**What is being asked:** Carry none of the pictures over; set down the material below exactly.

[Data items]

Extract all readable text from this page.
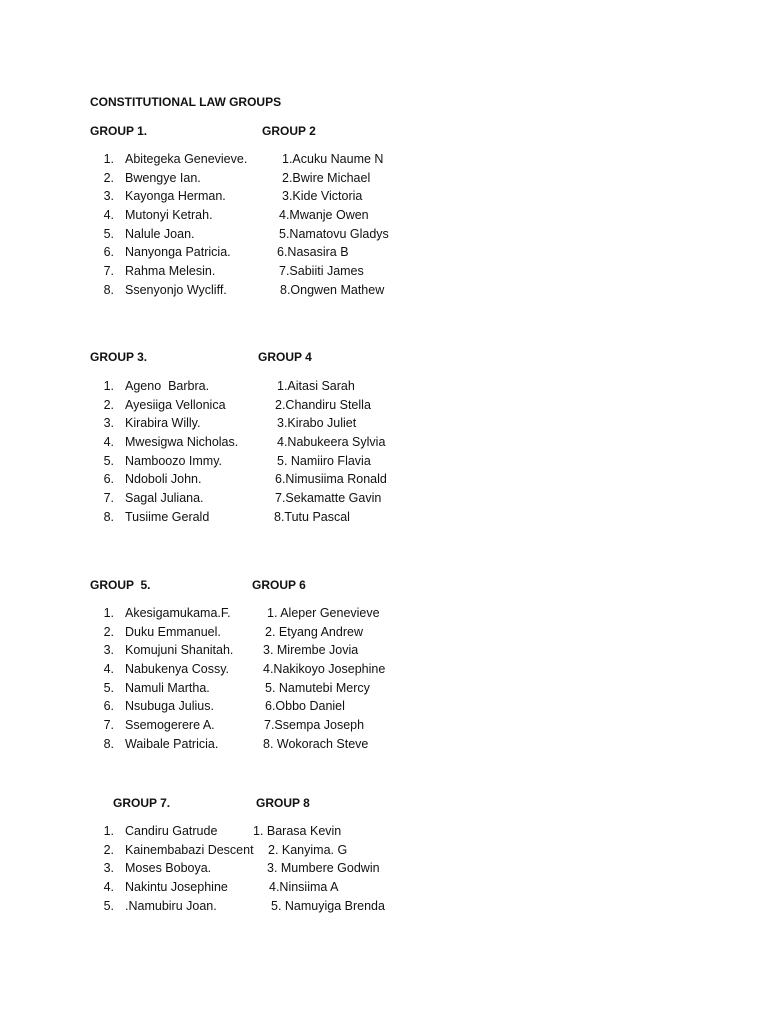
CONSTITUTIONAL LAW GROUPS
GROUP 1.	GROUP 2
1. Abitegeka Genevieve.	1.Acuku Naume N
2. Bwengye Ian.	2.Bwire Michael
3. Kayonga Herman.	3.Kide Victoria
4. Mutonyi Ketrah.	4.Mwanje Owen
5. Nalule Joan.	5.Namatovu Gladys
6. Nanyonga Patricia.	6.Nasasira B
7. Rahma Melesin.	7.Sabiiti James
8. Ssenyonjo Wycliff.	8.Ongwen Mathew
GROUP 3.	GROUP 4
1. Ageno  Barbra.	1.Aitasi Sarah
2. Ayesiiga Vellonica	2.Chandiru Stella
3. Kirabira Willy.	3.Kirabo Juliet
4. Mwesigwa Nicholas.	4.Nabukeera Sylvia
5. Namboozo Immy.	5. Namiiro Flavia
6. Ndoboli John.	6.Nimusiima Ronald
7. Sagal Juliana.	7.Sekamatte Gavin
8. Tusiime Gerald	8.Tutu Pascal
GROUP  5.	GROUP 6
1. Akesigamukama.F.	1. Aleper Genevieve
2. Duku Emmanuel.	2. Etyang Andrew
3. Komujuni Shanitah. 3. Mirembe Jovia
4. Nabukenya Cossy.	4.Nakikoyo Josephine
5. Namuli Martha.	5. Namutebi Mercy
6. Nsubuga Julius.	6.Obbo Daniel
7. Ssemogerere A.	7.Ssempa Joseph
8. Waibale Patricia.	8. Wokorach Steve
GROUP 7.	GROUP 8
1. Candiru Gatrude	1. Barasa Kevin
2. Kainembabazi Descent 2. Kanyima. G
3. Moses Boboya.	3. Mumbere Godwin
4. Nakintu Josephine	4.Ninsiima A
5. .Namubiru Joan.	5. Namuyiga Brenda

**Expected answer:**
Extract all readable text from this page.
CONSTITUTIONAL LAW GROUPS
GROUP 1.	GROUP 2
1. Abitegeka Genevieve.	1.Acuku Naume N
2. Bwengye Ian.	2.Bwire Michael
3. Kayonga Herman.	3.Kide Victoria
4. Mutonyi Ketrah.	4.Mwanje Owen
5. Nalule Joan.	5.Namatovu Gladys
6. Nanyonga Patricia.	6.Nasasira B
7. Rahma Melesin.	7.Sabiiti James
8. Ssenyonjo Wycliff.	8.Ongwen Mathew
GROUP 3.	GROUP 4
1. Ageno  Barbra.	1.Aitasi Sarah
2. Ayesiiga Vellonica	2.Chandiru Stella
3. Kirabira Willy.	3.Kirabo Juliet
4. Mwesigwa Nicholas.	4.Nabukeera Sylvia
5. Namboozo Immy.	5. Namiiro Flavia
6. Ndoboli John.	6.Nimusiima Ronald
7. Sagal Juliana.	7.Sekamatte Gavin
8. Tusiime Gerald	8.Tutu Pascal
GROUP  5.	GROUP 6
1. Akesigamukama.F.	1. Aleper Genevieve
2. Duku Emmanuel.	2. Etyang Andrew
3. Komujuni Shanitah. 3. Mirembe Jovia
4. Nabukenya Cossy.	4.Nakikoyo Josephine
5. Namuli Martha.	5. Namutebi Mercy
6. Nsubuga Julius.	6.Obbo Daniel
7. Ssemogerere A.	7.Ssempa Joseph
8. Waibale Patricia.	8. Wokorach Steve
GROUP 7.	GROUP 8
1. Candiru Gatrude	1. Barasa Kevin
2. Kainembabazi Descent 2. Kanyima. G
3. Moses Boboya.	3. Mumbere Godwin
4. Nakintu Josephine	4.Ninsiima A
5. .Namubiru Joan.	5. Namuyiga Brenda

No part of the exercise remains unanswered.